■ Task details
Scan the data beneath this task and copy each line that includes "TROUSER".

(Chart and figure data)
------------------------------------------------------------
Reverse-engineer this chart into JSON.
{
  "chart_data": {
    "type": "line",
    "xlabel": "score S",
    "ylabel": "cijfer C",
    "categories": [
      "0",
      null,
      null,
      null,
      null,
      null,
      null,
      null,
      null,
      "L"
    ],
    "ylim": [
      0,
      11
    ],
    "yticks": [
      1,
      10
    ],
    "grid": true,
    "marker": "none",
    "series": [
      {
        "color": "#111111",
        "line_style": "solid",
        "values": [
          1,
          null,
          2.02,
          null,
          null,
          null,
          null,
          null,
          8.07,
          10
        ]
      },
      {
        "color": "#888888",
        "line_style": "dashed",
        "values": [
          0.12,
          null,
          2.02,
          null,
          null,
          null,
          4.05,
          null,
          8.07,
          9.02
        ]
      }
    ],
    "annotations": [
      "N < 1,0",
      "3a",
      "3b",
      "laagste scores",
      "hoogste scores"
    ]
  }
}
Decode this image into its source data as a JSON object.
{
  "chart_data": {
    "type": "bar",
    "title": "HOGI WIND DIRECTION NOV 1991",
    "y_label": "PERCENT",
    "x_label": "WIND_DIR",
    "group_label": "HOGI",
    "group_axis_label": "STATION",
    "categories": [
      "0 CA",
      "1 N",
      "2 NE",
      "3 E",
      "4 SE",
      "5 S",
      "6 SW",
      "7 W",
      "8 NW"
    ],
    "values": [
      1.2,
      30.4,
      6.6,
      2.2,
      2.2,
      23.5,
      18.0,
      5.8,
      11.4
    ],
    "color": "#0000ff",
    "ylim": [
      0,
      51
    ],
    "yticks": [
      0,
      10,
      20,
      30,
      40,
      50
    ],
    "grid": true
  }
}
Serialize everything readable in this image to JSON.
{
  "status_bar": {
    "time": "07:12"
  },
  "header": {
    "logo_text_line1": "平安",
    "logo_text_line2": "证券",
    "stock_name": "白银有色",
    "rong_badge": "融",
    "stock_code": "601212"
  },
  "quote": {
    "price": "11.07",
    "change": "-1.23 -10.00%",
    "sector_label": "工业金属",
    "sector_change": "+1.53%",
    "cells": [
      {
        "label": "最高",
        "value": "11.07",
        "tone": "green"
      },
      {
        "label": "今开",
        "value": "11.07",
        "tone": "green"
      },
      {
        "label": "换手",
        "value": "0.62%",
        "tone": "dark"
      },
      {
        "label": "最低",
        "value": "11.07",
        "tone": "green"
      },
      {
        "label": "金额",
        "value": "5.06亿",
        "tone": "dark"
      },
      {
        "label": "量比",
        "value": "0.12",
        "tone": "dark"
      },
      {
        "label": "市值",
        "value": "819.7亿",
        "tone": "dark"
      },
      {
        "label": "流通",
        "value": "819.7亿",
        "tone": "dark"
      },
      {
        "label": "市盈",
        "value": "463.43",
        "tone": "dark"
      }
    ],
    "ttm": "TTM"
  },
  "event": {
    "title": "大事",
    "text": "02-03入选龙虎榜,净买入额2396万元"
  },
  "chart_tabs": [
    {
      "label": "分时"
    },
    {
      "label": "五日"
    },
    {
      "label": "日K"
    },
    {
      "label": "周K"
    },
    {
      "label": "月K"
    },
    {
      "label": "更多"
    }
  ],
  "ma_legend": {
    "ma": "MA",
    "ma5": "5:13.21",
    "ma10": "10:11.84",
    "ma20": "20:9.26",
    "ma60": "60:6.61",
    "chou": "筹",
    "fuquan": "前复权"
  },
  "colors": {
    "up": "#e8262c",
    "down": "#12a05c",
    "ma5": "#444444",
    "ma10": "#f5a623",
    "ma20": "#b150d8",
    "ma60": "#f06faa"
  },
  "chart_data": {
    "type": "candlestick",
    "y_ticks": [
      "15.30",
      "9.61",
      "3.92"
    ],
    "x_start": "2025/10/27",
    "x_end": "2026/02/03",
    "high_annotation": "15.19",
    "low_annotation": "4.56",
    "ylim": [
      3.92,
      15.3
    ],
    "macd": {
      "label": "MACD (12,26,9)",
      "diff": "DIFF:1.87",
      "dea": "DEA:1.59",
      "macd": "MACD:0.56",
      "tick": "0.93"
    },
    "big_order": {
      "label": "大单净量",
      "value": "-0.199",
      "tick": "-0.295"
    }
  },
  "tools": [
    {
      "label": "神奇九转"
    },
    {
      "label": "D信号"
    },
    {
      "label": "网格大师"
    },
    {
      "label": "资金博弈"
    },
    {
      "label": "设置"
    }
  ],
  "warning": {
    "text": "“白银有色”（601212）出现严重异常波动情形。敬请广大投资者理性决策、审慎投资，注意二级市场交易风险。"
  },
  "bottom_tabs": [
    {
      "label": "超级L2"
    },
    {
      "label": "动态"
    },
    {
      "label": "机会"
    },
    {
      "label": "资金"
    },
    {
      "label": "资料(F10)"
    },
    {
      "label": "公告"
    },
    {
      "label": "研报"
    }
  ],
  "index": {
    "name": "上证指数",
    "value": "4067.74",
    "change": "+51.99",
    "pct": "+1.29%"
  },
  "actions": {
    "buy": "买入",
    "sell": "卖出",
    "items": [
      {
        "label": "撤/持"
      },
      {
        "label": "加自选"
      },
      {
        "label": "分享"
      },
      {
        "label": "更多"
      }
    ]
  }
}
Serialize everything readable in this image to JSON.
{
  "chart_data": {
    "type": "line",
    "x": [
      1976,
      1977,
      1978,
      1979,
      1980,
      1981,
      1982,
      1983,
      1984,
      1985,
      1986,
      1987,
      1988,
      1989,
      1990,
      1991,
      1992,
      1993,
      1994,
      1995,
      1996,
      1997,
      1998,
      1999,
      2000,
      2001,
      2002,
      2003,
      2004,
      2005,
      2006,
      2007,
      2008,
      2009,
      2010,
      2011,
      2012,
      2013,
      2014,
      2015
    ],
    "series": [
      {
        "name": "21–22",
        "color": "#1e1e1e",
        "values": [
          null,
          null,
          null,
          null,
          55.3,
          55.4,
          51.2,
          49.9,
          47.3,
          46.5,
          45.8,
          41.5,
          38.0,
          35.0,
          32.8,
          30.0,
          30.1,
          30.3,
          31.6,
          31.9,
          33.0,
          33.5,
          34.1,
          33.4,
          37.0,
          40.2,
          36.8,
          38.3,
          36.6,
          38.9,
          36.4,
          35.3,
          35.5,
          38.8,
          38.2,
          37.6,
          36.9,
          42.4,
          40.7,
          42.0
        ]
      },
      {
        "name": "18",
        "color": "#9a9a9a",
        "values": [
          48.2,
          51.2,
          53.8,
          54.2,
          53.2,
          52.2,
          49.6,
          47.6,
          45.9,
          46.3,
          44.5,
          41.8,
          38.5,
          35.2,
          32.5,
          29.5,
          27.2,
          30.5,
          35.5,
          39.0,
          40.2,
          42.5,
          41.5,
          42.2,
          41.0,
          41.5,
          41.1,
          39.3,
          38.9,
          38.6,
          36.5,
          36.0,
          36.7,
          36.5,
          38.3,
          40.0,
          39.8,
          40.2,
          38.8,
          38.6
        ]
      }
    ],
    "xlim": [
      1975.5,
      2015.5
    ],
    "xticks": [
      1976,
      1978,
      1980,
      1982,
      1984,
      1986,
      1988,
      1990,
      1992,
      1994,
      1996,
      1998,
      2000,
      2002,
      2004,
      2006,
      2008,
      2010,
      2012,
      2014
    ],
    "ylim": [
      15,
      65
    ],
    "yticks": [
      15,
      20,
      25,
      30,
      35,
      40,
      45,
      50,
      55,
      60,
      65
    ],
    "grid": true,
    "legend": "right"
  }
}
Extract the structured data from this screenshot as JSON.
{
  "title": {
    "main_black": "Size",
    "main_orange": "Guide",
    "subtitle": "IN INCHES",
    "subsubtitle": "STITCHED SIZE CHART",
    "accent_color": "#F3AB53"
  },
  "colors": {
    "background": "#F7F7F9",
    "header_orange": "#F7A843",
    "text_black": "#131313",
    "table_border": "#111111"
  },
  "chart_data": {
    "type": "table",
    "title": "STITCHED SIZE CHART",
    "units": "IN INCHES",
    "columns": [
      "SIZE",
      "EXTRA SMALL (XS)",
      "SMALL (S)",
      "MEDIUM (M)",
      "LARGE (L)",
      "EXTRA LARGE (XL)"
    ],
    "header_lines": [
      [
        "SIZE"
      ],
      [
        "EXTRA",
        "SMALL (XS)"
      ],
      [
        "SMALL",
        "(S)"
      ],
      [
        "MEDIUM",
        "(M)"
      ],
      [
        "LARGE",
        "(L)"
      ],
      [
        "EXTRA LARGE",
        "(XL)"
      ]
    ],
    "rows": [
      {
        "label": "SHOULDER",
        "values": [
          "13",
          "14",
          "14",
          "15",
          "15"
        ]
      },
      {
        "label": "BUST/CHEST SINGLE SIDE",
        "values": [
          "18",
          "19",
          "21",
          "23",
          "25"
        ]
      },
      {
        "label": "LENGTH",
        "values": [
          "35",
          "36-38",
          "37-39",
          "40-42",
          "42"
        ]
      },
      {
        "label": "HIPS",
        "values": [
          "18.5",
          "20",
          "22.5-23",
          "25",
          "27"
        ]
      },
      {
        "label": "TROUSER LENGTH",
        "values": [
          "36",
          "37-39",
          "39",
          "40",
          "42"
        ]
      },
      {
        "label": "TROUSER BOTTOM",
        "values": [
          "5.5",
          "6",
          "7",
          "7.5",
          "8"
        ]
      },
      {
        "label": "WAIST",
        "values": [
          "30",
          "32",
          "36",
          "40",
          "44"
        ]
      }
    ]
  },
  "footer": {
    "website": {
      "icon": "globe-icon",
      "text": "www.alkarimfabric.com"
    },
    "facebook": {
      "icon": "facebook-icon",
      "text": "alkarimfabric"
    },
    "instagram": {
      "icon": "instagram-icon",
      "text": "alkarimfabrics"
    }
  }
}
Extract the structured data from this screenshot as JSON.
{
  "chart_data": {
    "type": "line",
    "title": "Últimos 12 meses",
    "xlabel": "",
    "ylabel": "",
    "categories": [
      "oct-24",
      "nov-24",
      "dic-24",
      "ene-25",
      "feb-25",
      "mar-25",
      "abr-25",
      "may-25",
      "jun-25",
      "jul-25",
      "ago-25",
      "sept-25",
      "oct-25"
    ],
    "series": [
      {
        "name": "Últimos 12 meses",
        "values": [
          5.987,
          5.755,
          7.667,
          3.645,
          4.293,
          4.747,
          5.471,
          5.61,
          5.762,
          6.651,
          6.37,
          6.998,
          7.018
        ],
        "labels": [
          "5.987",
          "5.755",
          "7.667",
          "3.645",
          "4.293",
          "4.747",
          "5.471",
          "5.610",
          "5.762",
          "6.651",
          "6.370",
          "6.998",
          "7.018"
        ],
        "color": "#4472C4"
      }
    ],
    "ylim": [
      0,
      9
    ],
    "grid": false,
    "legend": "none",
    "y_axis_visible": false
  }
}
------------------------------------------------------------
■ Task answer
        "label": "TROUSER LENGTH",
        "label": "TROUSER BOTTOM",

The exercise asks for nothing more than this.